<<<<

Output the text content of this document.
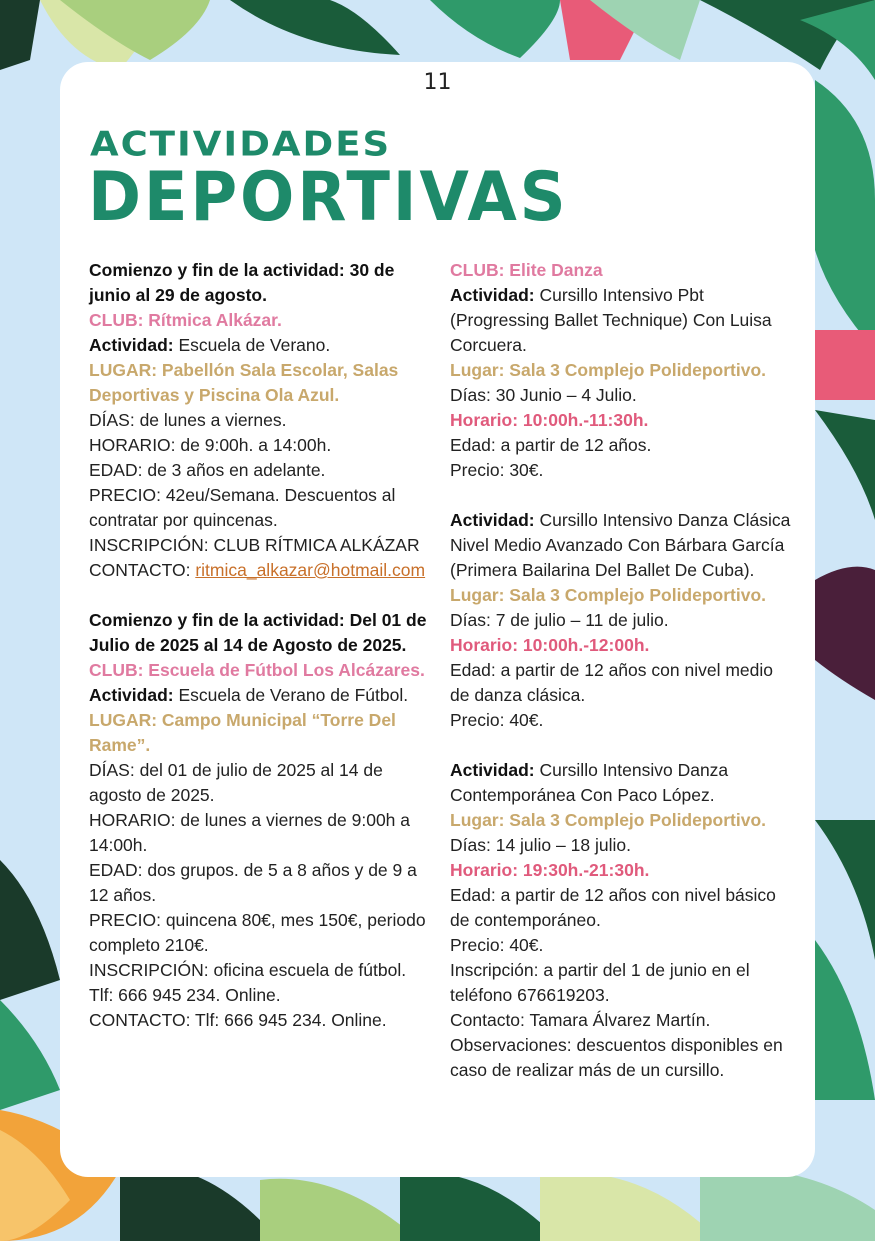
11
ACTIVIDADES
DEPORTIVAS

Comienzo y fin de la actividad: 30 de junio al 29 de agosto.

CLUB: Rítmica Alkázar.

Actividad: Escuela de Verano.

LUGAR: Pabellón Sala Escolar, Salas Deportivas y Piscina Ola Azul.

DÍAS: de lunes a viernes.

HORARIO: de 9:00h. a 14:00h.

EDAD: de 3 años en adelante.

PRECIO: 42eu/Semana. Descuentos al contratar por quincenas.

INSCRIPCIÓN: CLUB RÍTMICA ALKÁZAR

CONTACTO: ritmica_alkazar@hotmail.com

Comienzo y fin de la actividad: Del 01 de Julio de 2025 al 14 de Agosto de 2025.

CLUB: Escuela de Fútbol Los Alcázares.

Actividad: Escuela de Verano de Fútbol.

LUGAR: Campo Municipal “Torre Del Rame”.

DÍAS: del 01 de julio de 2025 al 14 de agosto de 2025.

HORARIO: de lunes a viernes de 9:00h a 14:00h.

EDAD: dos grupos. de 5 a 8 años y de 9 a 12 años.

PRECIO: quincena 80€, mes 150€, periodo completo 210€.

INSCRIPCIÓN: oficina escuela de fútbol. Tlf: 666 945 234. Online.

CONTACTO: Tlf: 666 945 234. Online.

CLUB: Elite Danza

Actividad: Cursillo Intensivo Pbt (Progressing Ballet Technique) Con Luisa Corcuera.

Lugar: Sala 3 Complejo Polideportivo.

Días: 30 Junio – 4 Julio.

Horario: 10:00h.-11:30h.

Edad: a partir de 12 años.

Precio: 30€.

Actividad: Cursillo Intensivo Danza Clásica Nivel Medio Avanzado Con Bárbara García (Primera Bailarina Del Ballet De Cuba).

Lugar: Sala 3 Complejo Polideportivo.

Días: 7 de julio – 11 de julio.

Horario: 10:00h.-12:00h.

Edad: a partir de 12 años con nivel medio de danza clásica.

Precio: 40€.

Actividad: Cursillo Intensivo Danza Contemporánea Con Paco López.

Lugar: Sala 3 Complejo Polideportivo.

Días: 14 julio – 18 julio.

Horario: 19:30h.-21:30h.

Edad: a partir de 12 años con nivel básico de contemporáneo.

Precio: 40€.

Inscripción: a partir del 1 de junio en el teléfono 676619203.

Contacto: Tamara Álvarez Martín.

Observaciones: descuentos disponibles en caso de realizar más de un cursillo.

>>>>

Retype the listing exactly. Pictures do not belong in the copy.

Task solution —
Output the text content of this document.
11
ACTIVIDADES
DEPORTIVAS

Comienzo y fin de la actividad: 30 de junio al 29 de agosto.

CLUB: Rítmica Alkázar.

Actividad: Escuela de Verano.

LUGAR: Pabellón Sala Escolar, Salas Deportivas y Piscina Ola Azul.

DÍAS: de lunes a viernes.

HORARIO: de 9:00h. a 14:00h.

EDAD: de 3 años en adelante.

PRECIO: 42eu/Semana. Descuentos al contratar por quincenas.

INSCRIPCIÓN: CLUB RÍTMICA ALKÁZAR

CONTACTO: ritmica_alkazar@hotmail.com

Comienzo y fin de la actividad: Del 01 de Julio de 2025 al 14 de Agosto de 2025.

CLUB: Escuela de Fútbol Los Alcázares.

Actividad: Escuela de Verano de Fútbol.

LUGAR: Campo Municipal “Torre Del Rame”.

DÍAS: del 01 de julio de 2025 al 14 de agosto de 2025.

HORARIO: de lunes a viernes de 9:00h a 14:00h.

EDAD: dos grupos. de 5 a 8 años y de 9 a 12 años.

PRECIO: quincena 80€, mes 150€, periodo completo 210€.

INSCRIPCIÓN: oficina escuela de fútbol. Tlf: 666 945 234. Online.

CONTACTO: Tlf: 666 945 234. Online.

CLUB: Elite Danza

Actividad: Cursillo Intensivo Pbt (Progressing Ballet Technique) Con Luisa Corcuera.

Lugar: Sala 3 Complejo Polideportivo.

Días: 30 Junio – 4 Julio.

Horario: 10:00h.-11:30h.

Edad: a partir de 12 años.

Precio: 30€.

Actividad: Cursillo Intensivo Danza Clásica Nivel Medio Avanzado Con Bárbara García (Primera Bailarina Del Ballet De Cuba).

Lugar: Sala 3 Complejo Polideportivo.

Días: 7 de julio – 11 de julio.

Horario: 10:00h.-12:00h.

Edad: a partir de 12 años con nivel medio de danza clásica.

Precio: 40€.

Actividad: Cursillo Intensivo Danza Contemporánea Con Paco López.

Lugar: Sala 3 Complejo Polideportivo.

Días: 14 julio – 18 julio.

Horario: 19:30h.-21:30h.

Edad: a partir de 12 años con nivel básico de contemporáneo.

Precio: 40€.

Inscripción: a partir del 1 de junio en el teléfono 676619203.

Contacto: Tamara Álvarez Martín.

Observaciones: descuentos disponibles en caso de realizar más de un cursillo.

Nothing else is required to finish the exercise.